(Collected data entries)
────────────────────

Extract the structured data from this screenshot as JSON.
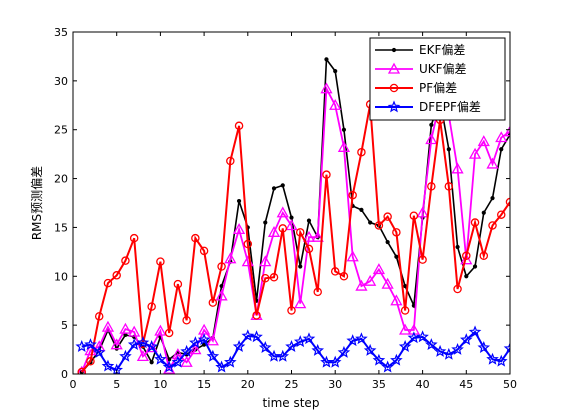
{
  "chart_data": {
    "type": "line",
    "xlabel": "time step",
    "ylabel": "RMS预测偏差",
    "xlim": [
      0,
      50
    ],
    "ylim": [
      0,
      35
    ],
    "xticks": [
      0,
      5,
      10,
      15,
      20,
      25,
      30,
      35,
      40,
      45,
      50
    ],
    "yticks": [
      0,
      5,
      10,
      15,
      20,
      25,
      30,
      35
    ],
    "grid": false,
    "legend_position": "top-right",
    "x": [
      1,
      2,
      3,
      4,
      5,
      6,
      7,
      8,
      9,
      10,
      11,
      12,
      13,
      14,
      15,
      16,
      17,
      18,
      19,
      20,
      21,
      22,
      23,
      24,
      25,
      26,
      27,
      28,
      29,
      30,
      31,
      32,
      33,
      34,
      35,
      36,
      37,
      38,
      39,
      40,
      41,
      42,
      43,
      44,
      45,
      46,
      47,
      48,
      49,
      50
    ],
    "series": [
      {
        "name": "EKF偏差",
        "color": "#000000",
        "marker": "dot",
        "values": [
          0.2,
          1.2,
          2.4,
          4.5,
          2.6,
          4.0,
          3.8,
          2.8,
          1.2,
          3.8,
          1.5,
          2.2,
          2.0,
          2.5,
          3.0,
          3.7,
          9.0,
          11.5,
          17.7,
          15.0,
          7.5,
          15.5,
          19.0,
          19.3,
          16.0,
          11.0,
          15.7,
          14.0,
          32.2,
          31.0,
          25.0,
          17.2,
          16.8,
          15.5,
          15.2,
          13.5,
          12.0,
          9.0,
          7.0,
          16.0,
          25.5,
          28.0,
          23.0,
          13.0,
          10.0,
          11.0,
          16.5,
          18.0,
          23.0,
          24.5
        ]
      },
      {
        "name": "UKF偏差",
        "color": "#ff00ff",
        "marker": "triangle",
        "values": [
          0.2,
          2.4,
          2.8,
          4.8,
          3.0,
          4.6,
          4.3,
          1.8,
          2.7,
          4.4,
          0.5,
          2.0,
          1.2,
          2.5,
          4.5,
          3.4,
          8.0,
          11.8,
          14.8,
          11.5,
          6.0,
          11.5,
          14.5,
          16.5,
          15.2,
          7.2,
          14.0,
          14.0,
          29.2,
          27.5,
          23.2,
          12.0,
          9.0,
          9.5,
          10.7,
          9.2,
          7.5,
          4.5,
          4.5,
          16.5,
          24.0,
          28.0,
          26.5,
          21.0,
          11.7,
          22.5,
          23.8,
          21.5,
          24.2,
          24.8
        ]
      },
      {
        "name": "PF偏差",
        "color": "#ff0000",
        "marker": "circle",
        "values": [
          0.2,
          1.3,
          5.9,
          9.3,
          10.1,
          11.6,
          13.9,
          3.1,
          6.9,
          11.5,
          4.2,
          9.2,
          5.5,
          13.9,
          12.6,
          7.3,
          11.0,
          21.8,
          25.4,
          13.3,
          6.0,
          9.8,
          9.9,
          14.9,
          6.5,
          14.5,
          12.8,
          8.4,
          20.4,
          10.5,
          10.0,
          18.3,
          22.7,
          27.6,
          15.2,
          16.1,
          14.5,
          6.5,
          16.2,
          11.7,
          19.2,
          26.0,
          19.2,
          8.7,
          12.1,
          15.5,
          12.1,
          15.2,
          16.3,
          17.6
        ]
      },
      {
        "name": "DFEPF偏差",
        "color": "#0000ff",
        "marker": "star",
        "values": [
          2.8,
          3.0,
          2.2,
          0.8,
          0.4,
          1.8,
          3.0,
          3.2,
          2.8,
          1.5,
          0.7,
          1.2,
          2.3,
          3.2,
          3.5,
          1.8,
          0.7,
          1.2,
          2.8,
          3.9,
          3.8,
          2.7,
          1.8,
          1.8,
          2.8,
          3.3,
          3.6,
          2.4,
          1.2,
          1.2,
          2.2,
          3.4,
          3.6,
          2.4,
          1.4,
          0.7,
          1.4,
          2.8,
          3.7,
          3.8,
          3.0,
          2.3,
          2.0,
          2.5,
          3.5,
          4.3,
          2.7,
          1.5,
          1.3,
          2.6
        ]
      }
    ]
  }
}
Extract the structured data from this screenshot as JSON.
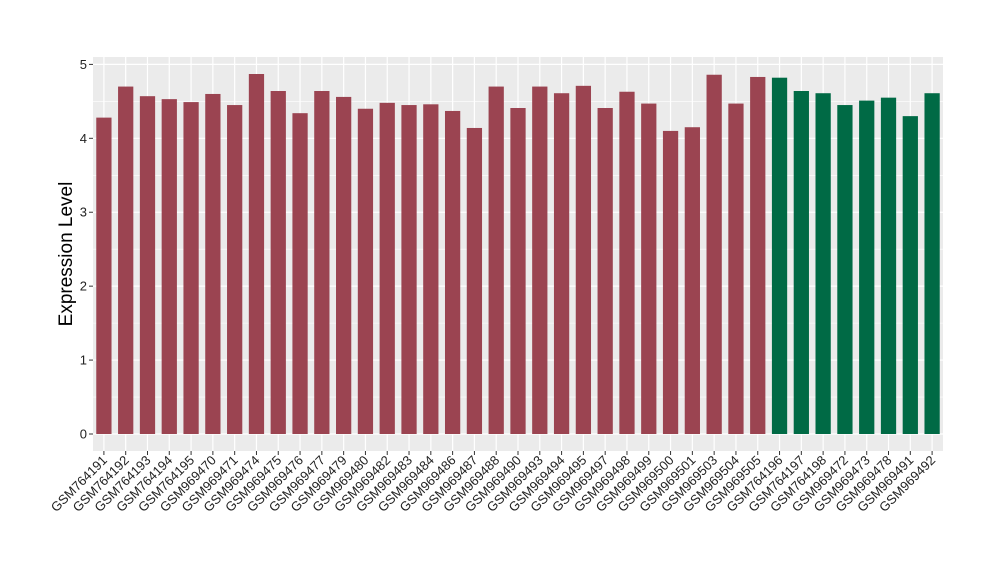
{
  "chart_data": {
    "type": "bar",
    "title": "",
    "xlabel": "",
    "ylabel": "Expression Level",
    "ylim": [
      0,
      5
    ],
    "yticks": [
      0,
      1,
      2,
      3,
      4,
      5
    ],
    "grid": true,
    "legend": "none",
    "colors": {
      "group1": "#9b4451",
      "group2": "#006a45",
      "panel": "#ebebeb",
      "gridline": "#ffffff"
    },
    "categories": [
      "GSM764191",
      "GSM764192",
      "GSM764193",
      "GSM764194",
      "GSM764195",
      "GSM969470",
      "GSM969471",
      "GSM969474",
      "GSM969475",
      "GSM969476",
      "GSM969477",
      "GSM969479",
      "GSM969480",
      "GSM969482",
      "GSM969483",
      "GSM969484",
      "GSM969486",
      "GSM969487",
      "GSM969488",
      "GSM969490",
      "GSM969493",
      "GSM969494",
      "GSM969495",
      "GSM969497",
      "GSM969498",
      "GSM969499",
      "GSM969500",
      "GSM969501",
      "GSM969503",
      "GSM969504",
      "GSM969505",
      "GSM764196",
      "GSM764197",
      "GSM764198",
      "GSM969472",
      "GSM969473",
      "GSM969478",
      "GSM969491",
      "GSM969492"
    ],
    "values": [
      4.28,
      4.7,
      4.57,
      4.53,
      4.49,
      4.6,
      4.45,
      4.87,
      4.64,
      4.34,
      4.64,
      4.56,
      4.4,
      4.48,
      4.45,
      4.46,
      4.37,
      4.14,
      4.7,
      4.41,
      4.7,
      4.61,
      4.71,
      4.41,
      4.63,
      4.47,
      4.1,
      4.15,
      4.86,
      4.47,
      4.83,
      4.82,
      4.64,
      4.61,
      4.45,
      4.51,
      4.55,
      4.3,
      4.61
    ],
    "groups": [
      1,
      1,
      1,
      1,
      1,
      1,
      1,
      1,
      1,
      1,
      1,
      1,
      1,
      1,
      1,
      1,
      1,
      1,
      1,
      1,
      1,
      1,
      1,
      1,
      1,
      1,
      1,
      1,
      1,
      1,
      1,
      2,
      2,
      2,
      2,
      2,
      2,
      2,
      2
    ]
  }
}
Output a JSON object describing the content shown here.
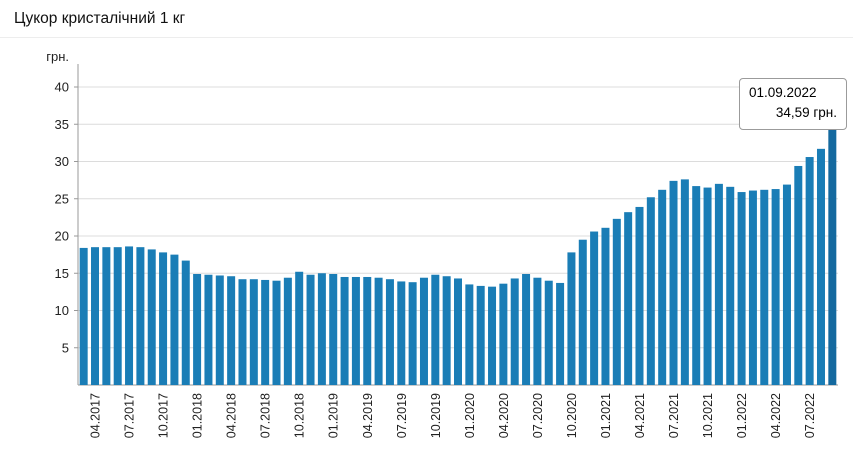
{
  "header": {
    "title": "Цукор кристалічний 1 кг"
  },
  "tooltip": {
    "date": "01.09.2022",
    "value": "34,59 грн."
  },
  "chart_data": {
    "type": "bar",
    "title": "Цукор кристалічний 1 кг",
    "xlabel": "",
    "ylabel": "грн.",
    "ylim": [
      0,
      40
    ],
    "yticks": [
      5,
      10,
      15,
      20,
      25,
      30,
      35,
      40
    ],
    "grid": true,
    "legend": false,
    "bar_color": "#1a7db6",
    "bar_highlight_color": "#14699f",
    "x": [
      "03.2017",
      "04.2017",
      "05.2017",
      "06.2017",
      "07.2017",
      "08.2017",
      "09.2017",
      "10.2017",
      "11.2017",
      "12.2017",
      "01.2018",
      "02.2018",
      "03.2018",
      "04.2018",
      "05.2018",
      "06.2018",
      "07.2018",
      "08.2018",
      "09.2018",
      "10.2018",
      "11.2018",
      "12.2018",
      "01.2019",
      "02.2019",
      "03.2019",
      "04.2019",
      "05.2019",
      "06.2019",
      "07.2019",
      "08.2019",
      "09.2019",
      "10.2019",
      "11.2019",
      "12.2019",
      "01.2020",
      "02.2020",
      "03.2020",
      "04.2020",
      "05.2020",
      "06.2020",
      "07.2020",
      "08.2020",
      "09.2020",
      "10.2020",
      "11.2020",
      "12.2020",
      "01.2021",
      "02.2021",
      "03.2021",
      "04.2021",
      "05.2021",
      "06.2021",
      "07.2021",
      "08.2021",
      "09.2021",
      "10.2021",
      "11.2021",
      "12.2021",
      "01.2022",
      "02.2022",
      "03.2022",
      "04.2022",
      "05.2022",
      "06.2022",
      "07.2022",
      "08.2022",
      "09.2022"
    ],
    "values": [
      18.4,
      18.5,
      18.5,
      18.5,
      18.6,
      18.5,
      18.2,
      17.8,
      17.5,
      16.7,
      14.9,
      14.8,
      14.7,
      14.6,
      14.2,
      14.2,
      14.1,
      14.0,
      14.4,
      15.2,
      14.8,
      15.0,
      14.9,
      14.5,
      14.5,
      14.5,
      14.4,
      14.2,
      13.9,
      13.8,
      14.4,
      14.8,
      14.6,
      14.3,
      13.5,
      13.3,
      13.2,
      13.6,
      14.3,
      14.9,
      14.4,
      14.0,
      13.7,
      17.8,
      19.5,
      20.6,
      21.1,
      22.3,
      23.2,
      23.9,
      25.2,
      26.2,
      27.4,
      27.6,
      26.7,
      26.5,
      27.0,
      26.6,
      25.9,
      26.1,
      26.2,
      26.3,
      26.9,
      29.4,
      30.6,
      31.7,
      34.59
    ],
    "xtick_labels": [
      "04.2017",
      "07.2017",
      "10.2017",
      "01.2018",
      "04.2018",
      "07.2018",
      "10.2018",
      "01.2019",
      "04.2019",
      "07.2019",
      "10.2019",
      "01.2020",
      "04.2020",
      "07.2020",
      "10.2020",
      "01.2021",
      "04.2021",
      "07.2021",
      "10.2021",
      "01.2022",
      "04.2022",
      "07.2022"
    ],
    "annotation": {
      "target_x": "09.2022",
      "date_label": "01.09.2022",
      "value": 34.59,
      "value_label": "34,59 грн."
    }
  }
}
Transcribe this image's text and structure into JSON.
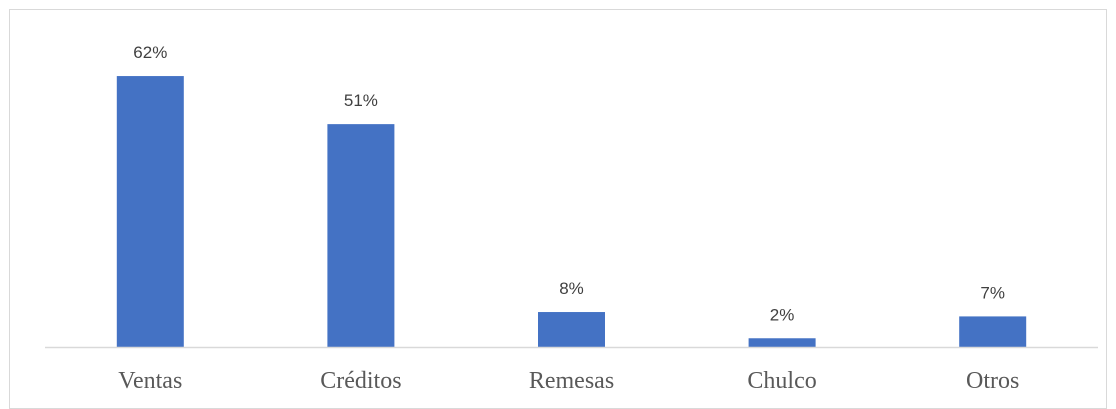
{
  "chart_data": {
    "type": "bar",
    "categories": [
      "Ventas",
      "Créditos",
      "Remesas",
      "Chulco",
      "Otros"
    ],
    "values": [
      62,
      51,
      8,
      2,
      7
    ],
    "data_labels": [
      "62%",
      "51%",
      "8%",
      "2%",
      "7%"
    ],
    "unit": "%",
    "title": "",
    "xlabel": "",
    "ylabel": "",
    "ylim": [
      0,
      70
    ],
    "grid": false,
    "legend": "none",
    "bar_color": "#4472c4",
    "axis_color": "#d9d9d9"
  }
}
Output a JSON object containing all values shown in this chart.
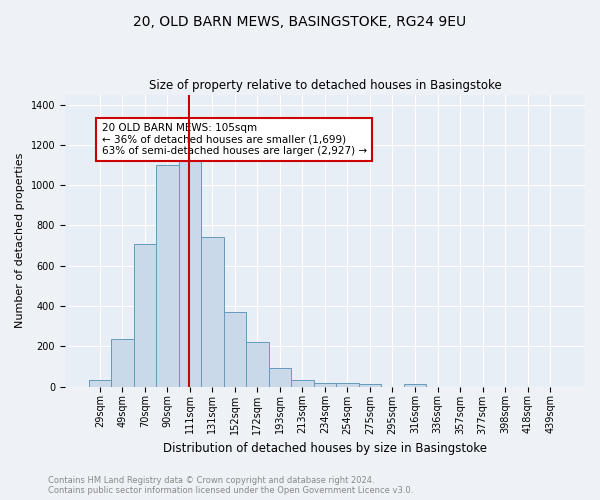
{
  "title": "20, OLD BARN MEWS, BASINGSTOKE, RG24 9EU",
  "subtitle": "Size of property relative to detached houses in Basingstoke",
  "xlabel": "Distribution of detached houses by size in Basingstoke",
  "ylabel": "Number of detached properties",
  "bar_labels": [
    "29sqm",
    "49sqm",
    "70sqm",
    "90sqm",
    "111sqm",
    "131sqm",
    "152sqm",
    "172sqm",
    "193sqm",
    "213sqm",
    "234sqm",
    "254sqm",
    "275sqm",
    "295sqm",
    "316sqm",
    "336sqm",
    "357sqm",
    "377sqm",
    "398sqm",
    "418sqm",
    "439sqm"
  ],
  "bar_values": [
    30,
    235,
    710,
    1100,
    1120,
    745,
    370,
    220,
    90,
    30,
    20,
    20,
    15,
    0,
    15,
    0,
    0,
    0,
    0,
    0,
    0
  ],
  "bar_color": "#c9d9ea",
  "bar_edge_color": "#6699bb",
  "vline_x": 3.95,
  "vline_color": "#cc0000",
  "annotation_text": "20 OLD BARN MEWS: 105sqm\n← 36% of detached houses are smaller (1,699)\n63% of semi-detached houses are larger (2,927) →",
  "annotation_box_color": "white",
  "annotation_box_edge": "#cc0000",
  "ylim": [
    0,
    1450
  ],
  "yticks": [
    0,
    200,
    400,
    600,
    800,
    1000,
    1200,
    1400
  ],
  "footer_line1": "Contains HM Land Registry data © Crown copyright and database right 2024.",
  "footer_line2": "Contains public sector information licensed under the Open Government Licence v3.0.",
  "bg_color": "#eef2f7",
  "plot_bg_color": "#e8eef6",
  "grid_color": "#ffffff",
  "title_fontsize": 10,
  "subtitle_fontsize": 8.5,
  "xlabel_fontsize": 8.5,
  "ylabel_fontsize": 8,
  "tick_fontsize": 7,
  "annot_fontsize": 7.5,
  "footer_fontsize": 6,
  "footer_color": "#888888"
}
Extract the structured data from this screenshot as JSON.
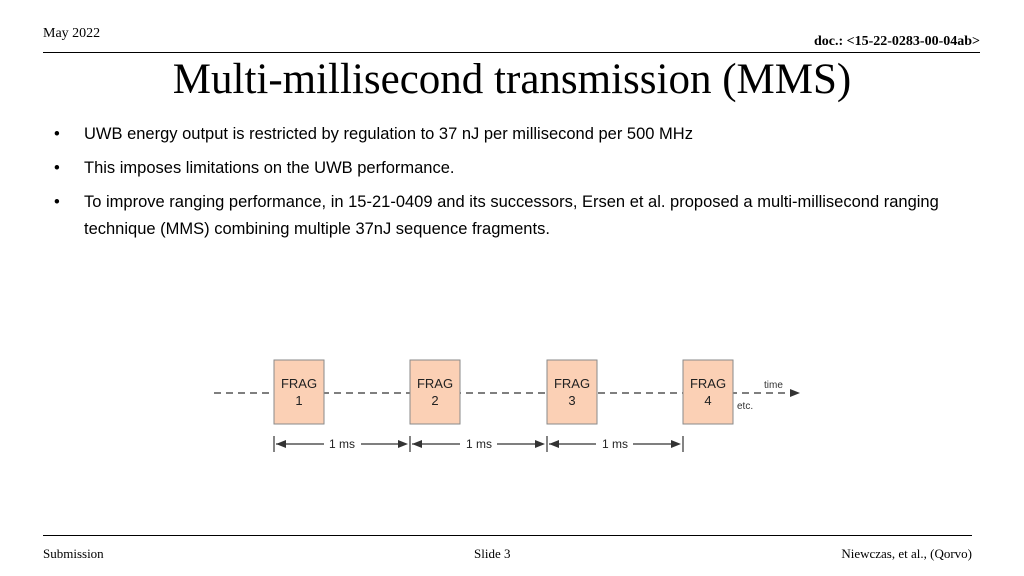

────────────────────

What is being asked:
Extract all lines from the material above that include the word "detached".

Task answer:
  "subtitle": "Size of property relative to detached houses in Basingstoke",
  "xlabel": "Distribution of detached houses by size in Basingstoke",
  "ylabel": "Number of detached properties",
  "annotation_text": "20 OLD BARN MEWS: 105sqm\n← 36% of detached houses are smaller (1,699)\n63% of semi-detached houses are larger (2,927) →",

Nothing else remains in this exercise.